Write out all the lines again, precisely as they stand, but without the images.
○ ○ ○ ○ ○ ○ ○
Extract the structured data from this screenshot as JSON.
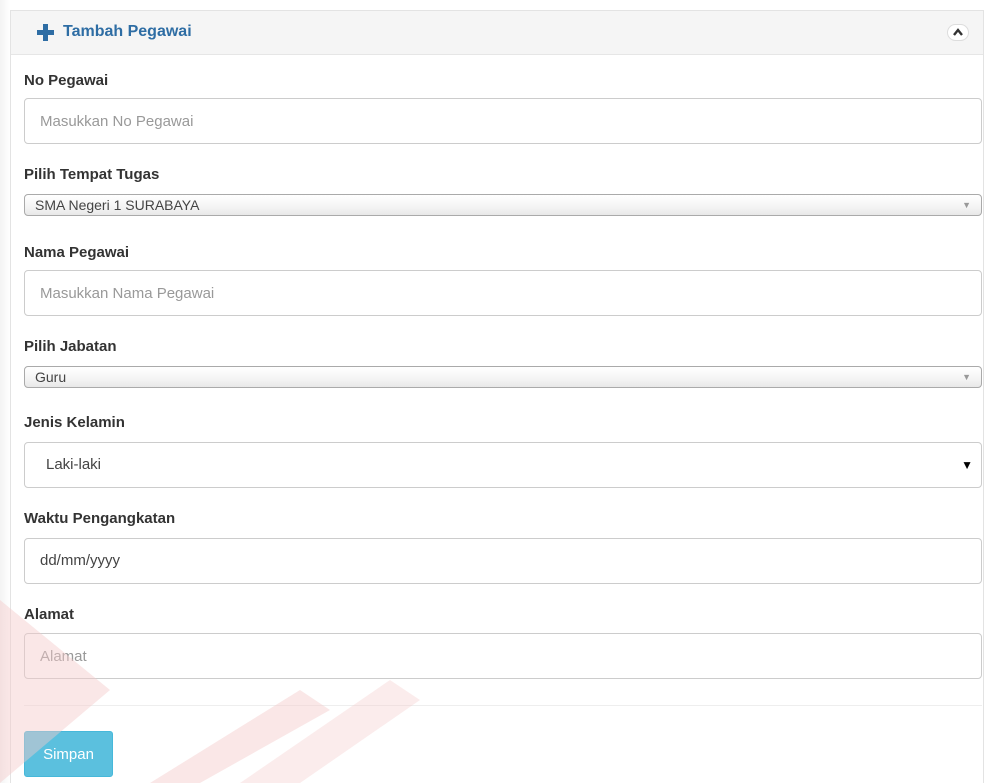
{
  "panel": {
    "title": "Tambah Pegawai",
    "icons": {
      "add": "plus-icon",
      "collapse": "chevron-up-icon"
    },
    "accent_color": "#2e6da4"
  },
  "form": {
    "no_pegawai": {
      "label": "No Pegawai",
      "placeholder": "Masukkan No Pegawai"
    },
    "tempat_tugas": {
      "label": "Pilih Tempat Tugas",
      "selected": "SMA Negeri 1 SURABAYA"
    },
    "nama_pegawai": {
      "label": "Nama Pegawai",
      "placeholder": "Masukkan Nama Pegawai"
    },
    "jabatan": {
      "label": "Pilih Jabatan",
      "selected": "Guru"
    },
    "jenis_kelamin": {
      "label": "Jenis Kelamin",
      "selected": "Laki-laki"
    },
    "waktu_pengangkatan": {
      "label": "Waktu Pengangkatan",
      "value": "dd/mm/yyyy"
    },
    "alamat": {
      "label": "Alamat",
      "placeholder": "Alamat"
    }
  },
  "actions": {
    "save_label": "Simpan",
    "save_color": "#5bc0de"
  }
}
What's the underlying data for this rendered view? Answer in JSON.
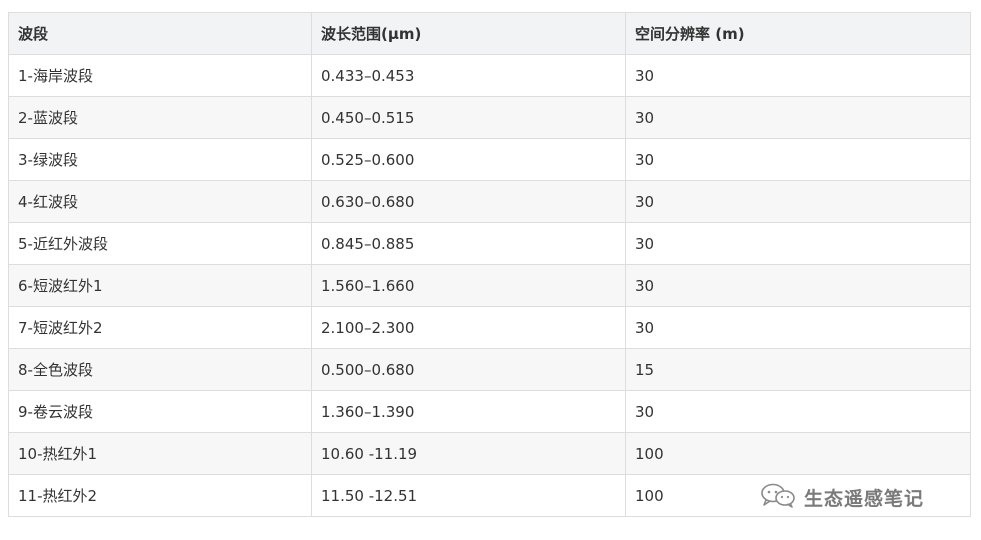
{
  "table": {
    "headers": [
      "波段",
      "波长范围(μm)",
      "空间分辨率 (m)"
    ],
    "rows": [
      [
        "1-海岸波段",
        "0.433–0.453",
        "30"
      ],
      [
        "2-蓝波段",
        "0.450–0.515",
        "30"
      ],
      [
        "3-绿波段",
        "0.525–0.600",
        "30"
      ],
      [
        "4-红波段",
        "0.630–0.680",
        "30"
      ],
      [
        "5-近红外波段",
        "0.845–0.885",
        "30"
      ],
      [
        "6-短波红外1",
        "1.560–1.660",
        "30"
      ],
      [
        "7-短波红外2",
        "2.100–2.300",
        "30"
      ],
      [
        "8-全色波段",
        "0.500–0.680",
        "15"
      ],
      [
        "9-卷云波段",
        "1.360–1.390",
        "30"
      ],
      [
        "10-热红外1",
        "10.60 -11.19",
        "100"
      ],
      [
        "11-热红外2",
        "11.50 -12.51",
        "100"
      ]
    ]
  },
  "watermark": {
    "text": "生态遥感笔记",
    "icon": "wechat-icon"
  },
  "colors": {
    "header_bg": "#f1f3f4",
    "stripe_bg": "#f7f7f7",
    "border": "#dddddd",
    "text": "#333333",
    "watermark": "#7a7a7a"
  }
}
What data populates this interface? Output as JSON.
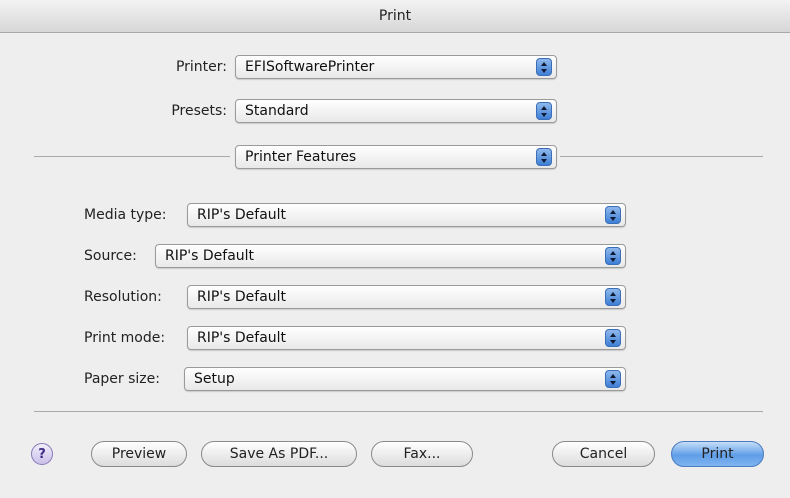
{
  "window": {
    "title": "Print"
  },
  "printer": {
    "label": "Printer:",
    "value": "EFISoftwarePrinter"
  },
  "presets": {
    "label": "Presets:",
    "value": "Standard"
  },
  "panel_selector": {
    "value": "Printer Features"
  },
  "features": [
    {
      "label": "Media type:",
      "value": "RIP's Default"
    },
    {
      "label": "Source:",
      "value": "RIP's Default"
    },
    {
      "label": "Resolution:",
      "value": "RIP's Default"
    },
    {
      "label": "Print mode:",
      "value": "RIP's Default"
    },
    {
      "label": "Paper size:",
      "value": "Setup"
    }
  ],
  "buttons": {
    "help": "?",
    "preview": "Preview",
    "save_pdf": "Save As PDF...",
    "fax": "Fax...",
    "cancel": "Cancel",
    "print": "Print"
  }
}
○ ○ ○ ○ ○ ○ ○
— TASK RESPONSE —
Extract the structured data from this screenshot as JSON.
{
  "panel": {
    "title": "Tambah Pegawai",
    "icons": {
      "add": "plus-icon",
      "collapse": "chevron-up-icon"
    },
    "accent_color": "#2e6da4"
  },
  "form": {
    "no_pegawai": {
      "label": "No Pegawai",
      "placeholder": "Masukkan No Pegawai"
    },
    "tempat_tugas": {
      "label": "Pilih Tempat Tugas",
      "selected": "SMA Negeri 1 SURABAYA"
    },
    "nama_pegawai": {
      "label": "Nama Pegawai",
      "placeholder": "Masukkan Nama Pegawai"
    },
    "jabatan": {
      "label": "Pilih Jabatan",
      "selected": "Guru"
    },
    "jenis_kelamin": {
      "label": "Jenis Kelamin",
      "selected": "Laki-laki"
    },
    "waktu_pengangkatan": {
      "label": "Waktu Pengangkatan",
      "value": "dd/mm/yyyy"
    },
    "alamat": {
      "label": "Alamat",
      "placeholder": "Alamat"
    }
  },
  "actions": {
    "save_label": "Simpan",
    "save_color": "#5bc0de"
  }
}
What's the underlying data for this rendered view? Answer in JSON.
{
  "table": {
    "headers": [
      "波段",
      "波长范围(μm)",
      "空间分辨率 (m)"
    ],
    "rows": [
      [
        "1-海岸波段",
        "0.433–0.453",
        "30"
      ],
      [
        "2-蓝波段",
        "0.450–0.515",
        "30"
      ],
      [
        "3-绿波段",
        "0.525–0.600",
        "30"
      ],
      [
        "4-红波段",
        "0.630–0.680",
        "30"
      ],
      [
        "5-近红外波段",
        "0.845–0.885",
        "30"
      ],
      [
        "6-短波红外1",
        "1.560–1.660",
        "30"
      ],
      [
        "7-短波红外2",
        "2.100–2.300",
        "30"
      ],
      [
        "8-全色波段",
        "0.500–0.680",
        "15"
      ],
      [
        "9-卷云波段",
        "1.360–1.390",
        "30"
      ],
      [
        "10-热红外1",
        "10.60 -11.19",
        "100"
      ],
      [
        "11-热红外2",
        "11.50 -12.51",
        "100"
      ]
    ]
  },
  "watermark": {
    "text": "生态遥感笔记",
    "icon": "wechat-icon"
  },
  "colors": {
    "header_bg": "#f1f3f4",
    "stripe_bg": "#f7f7f7",
    "border": "#dddddd",
    "text": "#333333",
    "watermark": "#7a7a7a"
  }
}
What data populates this interface? Output as JSON.
{
  "window": {
    "title": "Print"
  },
  "printer": {
    "label": "Printer:",
    "value": "EFISoftwarePrinter"
  },
  "presets": {
    "label": "Presets:",
    "value": "Standard"
  },
  "panel_selector": {
    "value": "Printer Features"
  },
  "features": [
    {
      "label": "Media type:",
      "value": "RIP's Default"
    },
    {
      "label": "Source:",
      "value": "RIP's Default"
    },
    {
      "label": "Resolution:",
      "value": "RIP's Default"
    },
    {
      "label": "Print mode:",
      "value": "RIP's Default"
    },
    {
      "label": "Paper size:",
      "value": "Setup"
    }
  ],
  "buttons": {
    "help": "?",
    "preview": "Preview",
    "save_pdf": "Save As PDF...",
    "fax": "Fax...",
    "cancel": "Cancel",
    "print": "Print"
  }
}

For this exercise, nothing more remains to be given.